-- START OF DATA SUPPLIED --

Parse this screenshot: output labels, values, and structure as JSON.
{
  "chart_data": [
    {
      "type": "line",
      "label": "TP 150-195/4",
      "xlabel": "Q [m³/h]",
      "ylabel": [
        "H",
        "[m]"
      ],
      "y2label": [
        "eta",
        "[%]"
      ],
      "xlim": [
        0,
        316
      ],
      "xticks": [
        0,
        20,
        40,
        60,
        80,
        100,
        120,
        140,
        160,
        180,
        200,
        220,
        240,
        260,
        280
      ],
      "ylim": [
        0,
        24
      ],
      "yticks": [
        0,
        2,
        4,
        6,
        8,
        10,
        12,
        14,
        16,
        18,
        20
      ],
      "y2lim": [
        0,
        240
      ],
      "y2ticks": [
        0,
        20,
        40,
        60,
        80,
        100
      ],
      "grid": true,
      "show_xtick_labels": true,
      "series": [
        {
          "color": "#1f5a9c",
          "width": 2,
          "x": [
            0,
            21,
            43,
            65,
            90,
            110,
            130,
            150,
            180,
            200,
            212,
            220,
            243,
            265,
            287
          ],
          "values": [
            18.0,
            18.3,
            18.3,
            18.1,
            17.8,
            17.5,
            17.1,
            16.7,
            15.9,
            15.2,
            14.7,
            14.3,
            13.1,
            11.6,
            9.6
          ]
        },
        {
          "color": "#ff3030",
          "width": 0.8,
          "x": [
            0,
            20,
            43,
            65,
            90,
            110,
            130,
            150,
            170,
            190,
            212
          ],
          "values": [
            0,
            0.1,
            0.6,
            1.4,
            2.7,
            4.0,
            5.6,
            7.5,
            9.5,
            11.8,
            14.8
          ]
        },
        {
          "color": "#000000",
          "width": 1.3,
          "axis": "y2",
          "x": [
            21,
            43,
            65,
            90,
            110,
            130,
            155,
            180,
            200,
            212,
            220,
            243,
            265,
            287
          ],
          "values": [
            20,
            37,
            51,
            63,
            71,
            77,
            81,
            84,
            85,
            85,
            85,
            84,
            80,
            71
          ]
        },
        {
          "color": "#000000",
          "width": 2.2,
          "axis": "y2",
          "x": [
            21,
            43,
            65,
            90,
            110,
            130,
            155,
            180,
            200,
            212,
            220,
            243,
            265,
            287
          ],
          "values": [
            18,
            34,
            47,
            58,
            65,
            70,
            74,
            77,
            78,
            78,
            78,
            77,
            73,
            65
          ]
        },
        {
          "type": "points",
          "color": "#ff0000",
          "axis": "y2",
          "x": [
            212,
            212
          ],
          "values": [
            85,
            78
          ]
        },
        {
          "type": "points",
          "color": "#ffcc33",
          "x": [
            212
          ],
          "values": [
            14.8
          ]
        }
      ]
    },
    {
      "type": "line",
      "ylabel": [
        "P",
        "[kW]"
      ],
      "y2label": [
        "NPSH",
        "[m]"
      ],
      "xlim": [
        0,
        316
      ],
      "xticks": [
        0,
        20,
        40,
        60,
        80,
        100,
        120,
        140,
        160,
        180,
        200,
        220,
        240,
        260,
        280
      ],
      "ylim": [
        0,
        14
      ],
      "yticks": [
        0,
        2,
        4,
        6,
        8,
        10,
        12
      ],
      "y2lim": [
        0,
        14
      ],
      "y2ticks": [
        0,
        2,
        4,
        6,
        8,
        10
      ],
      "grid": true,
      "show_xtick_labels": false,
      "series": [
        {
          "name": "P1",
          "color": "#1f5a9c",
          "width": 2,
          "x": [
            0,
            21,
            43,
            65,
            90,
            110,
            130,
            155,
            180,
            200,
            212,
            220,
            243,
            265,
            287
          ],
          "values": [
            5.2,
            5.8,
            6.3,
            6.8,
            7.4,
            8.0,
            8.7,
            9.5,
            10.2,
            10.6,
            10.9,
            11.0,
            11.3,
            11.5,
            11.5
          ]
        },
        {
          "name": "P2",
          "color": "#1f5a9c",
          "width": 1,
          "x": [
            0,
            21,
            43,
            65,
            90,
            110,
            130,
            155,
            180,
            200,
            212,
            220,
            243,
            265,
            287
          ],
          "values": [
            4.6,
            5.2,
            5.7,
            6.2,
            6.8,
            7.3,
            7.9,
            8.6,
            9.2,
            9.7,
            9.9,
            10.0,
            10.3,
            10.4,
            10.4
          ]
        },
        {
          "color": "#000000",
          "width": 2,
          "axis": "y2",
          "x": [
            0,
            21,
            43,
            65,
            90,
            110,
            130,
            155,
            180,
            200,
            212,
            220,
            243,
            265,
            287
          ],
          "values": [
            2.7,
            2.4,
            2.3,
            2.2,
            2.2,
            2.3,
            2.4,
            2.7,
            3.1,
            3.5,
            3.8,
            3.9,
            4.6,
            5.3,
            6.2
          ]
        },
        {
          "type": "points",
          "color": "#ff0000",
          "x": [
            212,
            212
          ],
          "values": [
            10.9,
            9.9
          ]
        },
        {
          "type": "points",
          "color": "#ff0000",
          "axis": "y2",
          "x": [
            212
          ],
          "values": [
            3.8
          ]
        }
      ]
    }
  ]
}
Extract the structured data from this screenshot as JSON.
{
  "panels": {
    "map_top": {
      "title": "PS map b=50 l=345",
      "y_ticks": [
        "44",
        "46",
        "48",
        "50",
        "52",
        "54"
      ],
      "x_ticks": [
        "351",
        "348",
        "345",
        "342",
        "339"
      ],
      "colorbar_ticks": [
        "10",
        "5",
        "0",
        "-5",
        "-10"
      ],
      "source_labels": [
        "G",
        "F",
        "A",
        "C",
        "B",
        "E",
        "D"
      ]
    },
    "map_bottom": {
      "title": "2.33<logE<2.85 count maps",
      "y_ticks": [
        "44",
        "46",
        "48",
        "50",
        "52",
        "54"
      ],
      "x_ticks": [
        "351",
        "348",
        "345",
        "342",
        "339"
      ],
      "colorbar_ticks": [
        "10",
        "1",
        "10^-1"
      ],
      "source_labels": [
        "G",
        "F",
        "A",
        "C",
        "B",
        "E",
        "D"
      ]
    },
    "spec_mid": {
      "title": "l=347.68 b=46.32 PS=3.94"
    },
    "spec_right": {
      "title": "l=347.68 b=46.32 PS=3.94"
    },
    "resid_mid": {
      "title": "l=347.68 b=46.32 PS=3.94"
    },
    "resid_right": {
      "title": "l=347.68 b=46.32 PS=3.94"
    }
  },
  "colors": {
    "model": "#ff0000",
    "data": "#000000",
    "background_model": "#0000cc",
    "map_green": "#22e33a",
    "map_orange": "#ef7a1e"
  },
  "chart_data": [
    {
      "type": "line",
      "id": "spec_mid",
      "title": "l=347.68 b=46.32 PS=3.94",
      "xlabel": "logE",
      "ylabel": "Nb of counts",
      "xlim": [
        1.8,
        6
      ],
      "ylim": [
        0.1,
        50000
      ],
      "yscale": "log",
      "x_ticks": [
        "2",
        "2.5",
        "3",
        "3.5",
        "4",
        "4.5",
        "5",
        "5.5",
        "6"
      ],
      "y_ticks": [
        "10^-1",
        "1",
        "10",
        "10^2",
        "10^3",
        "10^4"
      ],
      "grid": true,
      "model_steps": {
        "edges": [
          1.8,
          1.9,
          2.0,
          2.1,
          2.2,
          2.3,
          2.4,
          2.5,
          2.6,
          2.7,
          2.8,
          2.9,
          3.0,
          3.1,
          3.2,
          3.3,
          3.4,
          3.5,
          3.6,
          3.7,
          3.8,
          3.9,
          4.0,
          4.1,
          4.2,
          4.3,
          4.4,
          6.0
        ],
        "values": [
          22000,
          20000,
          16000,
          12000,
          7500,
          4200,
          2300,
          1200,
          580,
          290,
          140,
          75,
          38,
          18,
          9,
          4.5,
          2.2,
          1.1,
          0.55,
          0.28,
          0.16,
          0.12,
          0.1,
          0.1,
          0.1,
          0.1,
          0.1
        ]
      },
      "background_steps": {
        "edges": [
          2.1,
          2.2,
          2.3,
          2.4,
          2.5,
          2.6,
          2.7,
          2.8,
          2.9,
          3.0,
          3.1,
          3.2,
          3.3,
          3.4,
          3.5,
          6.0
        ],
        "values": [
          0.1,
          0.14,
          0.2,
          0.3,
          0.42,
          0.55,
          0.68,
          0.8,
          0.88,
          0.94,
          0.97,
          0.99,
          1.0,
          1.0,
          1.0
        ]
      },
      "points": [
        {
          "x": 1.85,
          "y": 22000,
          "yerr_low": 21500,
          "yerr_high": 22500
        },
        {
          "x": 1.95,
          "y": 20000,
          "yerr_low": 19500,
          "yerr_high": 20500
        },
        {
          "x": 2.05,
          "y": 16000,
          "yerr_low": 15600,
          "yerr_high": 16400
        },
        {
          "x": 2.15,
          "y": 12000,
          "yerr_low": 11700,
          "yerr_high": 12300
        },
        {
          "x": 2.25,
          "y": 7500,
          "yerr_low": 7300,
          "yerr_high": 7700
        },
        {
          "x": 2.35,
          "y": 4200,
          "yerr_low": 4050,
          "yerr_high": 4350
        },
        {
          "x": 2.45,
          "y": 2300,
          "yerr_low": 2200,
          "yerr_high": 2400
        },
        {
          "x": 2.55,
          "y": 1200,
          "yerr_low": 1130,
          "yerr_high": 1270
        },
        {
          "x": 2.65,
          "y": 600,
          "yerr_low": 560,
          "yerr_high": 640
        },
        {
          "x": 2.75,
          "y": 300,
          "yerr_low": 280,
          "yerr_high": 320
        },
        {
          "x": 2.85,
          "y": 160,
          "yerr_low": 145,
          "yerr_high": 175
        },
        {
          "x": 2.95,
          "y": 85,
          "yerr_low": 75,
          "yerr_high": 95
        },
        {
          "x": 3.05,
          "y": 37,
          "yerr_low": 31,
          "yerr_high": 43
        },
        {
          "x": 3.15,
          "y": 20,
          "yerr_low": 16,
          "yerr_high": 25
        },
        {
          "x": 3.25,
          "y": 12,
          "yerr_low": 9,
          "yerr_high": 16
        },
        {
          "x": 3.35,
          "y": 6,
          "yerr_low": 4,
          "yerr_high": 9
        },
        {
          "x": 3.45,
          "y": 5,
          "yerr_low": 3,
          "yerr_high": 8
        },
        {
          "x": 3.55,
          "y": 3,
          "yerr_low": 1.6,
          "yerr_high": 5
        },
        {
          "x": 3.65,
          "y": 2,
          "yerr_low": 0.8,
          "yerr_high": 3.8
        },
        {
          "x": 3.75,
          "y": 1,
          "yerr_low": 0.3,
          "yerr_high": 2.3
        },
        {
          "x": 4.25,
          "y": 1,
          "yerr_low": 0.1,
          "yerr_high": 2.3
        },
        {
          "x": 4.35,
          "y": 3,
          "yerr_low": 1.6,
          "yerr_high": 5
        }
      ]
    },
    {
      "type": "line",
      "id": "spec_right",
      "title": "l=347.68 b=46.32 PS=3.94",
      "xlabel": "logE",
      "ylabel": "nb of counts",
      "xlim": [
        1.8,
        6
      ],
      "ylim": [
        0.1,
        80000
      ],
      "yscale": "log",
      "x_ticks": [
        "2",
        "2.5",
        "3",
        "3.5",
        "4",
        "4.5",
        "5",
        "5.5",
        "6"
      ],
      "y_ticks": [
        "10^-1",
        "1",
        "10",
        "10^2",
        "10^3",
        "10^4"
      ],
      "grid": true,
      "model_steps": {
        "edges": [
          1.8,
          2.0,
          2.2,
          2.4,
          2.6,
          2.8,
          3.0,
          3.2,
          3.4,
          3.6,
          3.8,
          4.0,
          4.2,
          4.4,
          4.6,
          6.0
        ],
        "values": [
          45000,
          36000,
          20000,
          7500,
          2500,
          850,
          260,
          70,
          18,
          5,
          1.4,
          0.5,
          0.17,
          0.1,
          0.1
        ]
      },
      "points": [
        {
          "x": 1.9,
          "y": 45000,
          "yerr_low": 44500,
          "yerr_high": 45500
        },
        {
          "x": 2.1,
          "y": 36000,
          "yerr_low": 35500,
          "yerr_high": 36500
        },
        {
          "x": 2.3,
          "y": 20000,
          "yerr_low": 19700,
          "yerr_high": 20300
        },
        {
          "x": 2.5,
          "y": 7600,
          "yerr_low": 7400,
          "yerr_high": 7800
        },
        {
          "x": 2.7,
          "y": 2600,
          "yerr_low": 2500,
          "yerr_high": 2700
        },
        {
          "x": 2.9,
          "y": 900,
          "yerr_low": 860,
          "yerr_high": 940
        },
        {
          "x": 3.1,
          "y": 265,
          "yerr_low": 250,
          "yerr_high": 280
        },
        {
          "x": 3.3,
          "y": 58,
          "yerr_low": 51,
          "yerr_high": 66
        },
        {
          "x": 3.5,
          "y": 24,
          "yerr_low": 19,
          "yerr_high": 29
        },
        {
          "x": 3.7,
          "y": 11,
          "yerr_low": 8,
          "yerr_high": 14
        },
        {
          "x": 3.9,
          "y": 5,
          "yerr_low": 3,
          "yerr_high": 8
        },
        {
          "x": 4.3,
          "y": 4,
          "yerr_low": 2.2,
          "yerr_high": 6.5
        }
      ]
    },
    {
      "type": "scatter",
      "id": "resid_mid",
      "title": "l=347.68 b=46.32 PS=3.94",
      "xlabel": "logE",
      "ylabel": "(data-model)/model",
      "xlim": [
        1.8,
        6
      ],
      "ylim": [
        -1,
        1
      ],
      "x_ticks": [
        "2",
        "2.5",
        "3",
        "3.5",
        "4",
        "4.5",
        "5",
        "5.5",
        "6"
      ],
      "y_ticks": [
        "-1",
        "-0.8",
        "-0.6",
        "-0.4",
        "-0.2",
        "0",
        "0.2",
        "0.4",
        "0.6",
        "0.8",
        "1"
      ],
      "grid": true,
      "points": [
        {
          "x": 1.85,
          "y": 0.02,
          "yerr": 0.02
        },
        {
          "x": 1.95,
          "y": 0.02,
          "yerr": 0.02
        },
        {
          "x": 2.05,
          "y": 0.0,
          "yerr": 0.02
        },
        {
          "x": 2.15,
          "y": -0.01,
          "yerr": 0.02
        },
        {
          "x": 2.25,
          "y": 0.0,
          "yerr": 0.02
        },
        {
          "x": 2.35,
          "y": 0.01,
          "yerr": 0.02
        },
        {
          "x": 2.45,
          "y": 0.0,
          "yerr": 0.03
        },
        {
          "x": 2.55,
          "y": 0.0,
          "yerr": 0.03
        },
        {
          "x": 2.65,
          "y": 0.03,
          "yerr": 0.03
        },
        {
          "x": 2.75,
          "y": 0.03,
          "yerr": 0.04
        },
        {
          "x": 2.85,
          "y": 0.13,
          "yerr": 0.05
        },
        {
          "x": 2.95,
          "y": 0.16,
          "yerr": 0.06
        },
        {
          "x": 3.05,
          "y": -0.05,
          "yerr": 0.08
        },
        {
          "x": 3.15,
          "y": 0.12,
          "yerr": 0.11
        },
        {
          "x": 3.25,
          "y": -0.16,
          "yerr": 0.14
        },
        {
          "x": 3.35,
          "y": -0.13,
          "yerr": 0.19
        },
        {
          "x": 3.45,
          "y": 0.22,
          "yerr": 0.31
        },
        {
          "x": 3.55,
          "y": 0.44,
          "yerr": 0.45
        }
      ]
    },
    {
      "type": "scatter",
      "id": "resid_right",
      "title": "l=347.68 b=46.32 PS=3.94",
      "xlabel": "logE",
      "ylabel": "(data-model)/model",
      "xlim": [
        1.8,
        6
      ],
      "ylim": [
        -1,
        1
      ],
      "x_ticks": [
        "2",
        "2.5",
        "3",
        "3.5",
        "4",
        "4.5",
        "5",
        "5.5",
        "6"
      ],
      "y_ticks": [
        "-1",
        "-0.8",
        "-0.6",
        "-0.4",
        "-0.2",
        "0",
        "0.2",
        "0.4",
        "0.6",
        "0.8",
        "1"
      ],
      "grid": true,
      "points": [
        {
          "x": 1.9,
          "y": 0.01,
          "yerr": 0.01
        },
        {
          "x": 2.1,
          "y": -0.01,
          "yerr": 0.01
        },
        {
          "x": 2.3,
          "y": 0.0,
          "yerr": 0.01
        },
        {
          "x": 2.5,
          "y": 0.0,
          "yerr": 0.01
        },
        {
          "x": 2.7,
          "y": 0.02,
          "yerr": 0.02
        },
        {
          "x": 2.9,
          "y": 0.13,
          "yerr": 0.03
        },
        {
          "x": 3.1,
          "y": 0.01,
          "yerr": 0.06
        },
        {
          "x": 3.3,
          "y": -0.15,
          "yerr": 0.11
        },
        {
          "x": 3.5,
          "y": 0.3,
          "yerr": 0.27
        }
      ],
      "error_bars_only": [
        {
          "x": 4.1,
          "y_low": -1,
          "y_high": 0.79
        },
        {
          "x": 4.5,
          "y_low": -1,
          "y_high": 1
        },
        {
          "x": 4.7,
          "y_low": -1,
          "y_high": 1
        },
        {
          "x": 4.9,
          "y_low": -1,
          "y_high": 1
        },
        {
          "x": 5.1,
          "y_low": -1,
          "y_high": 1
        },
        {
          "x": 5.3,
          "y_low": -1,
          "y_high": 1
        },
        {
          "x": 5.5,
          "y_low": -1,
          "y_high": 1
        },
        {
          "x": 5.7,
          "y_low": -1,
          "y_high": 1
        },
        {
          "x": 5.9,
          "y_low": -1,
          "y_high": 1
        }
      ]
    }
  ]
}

-- END OF DATA SUPPLIED --

**WHAT THE TASK REQUIRES**
Copy out all lines where the word "this" appears.

**RESPONSE BELOW**
Parse this screenshot: output labels, values, and structure as JSON.
Extract the structured data from this screenshot as JSON.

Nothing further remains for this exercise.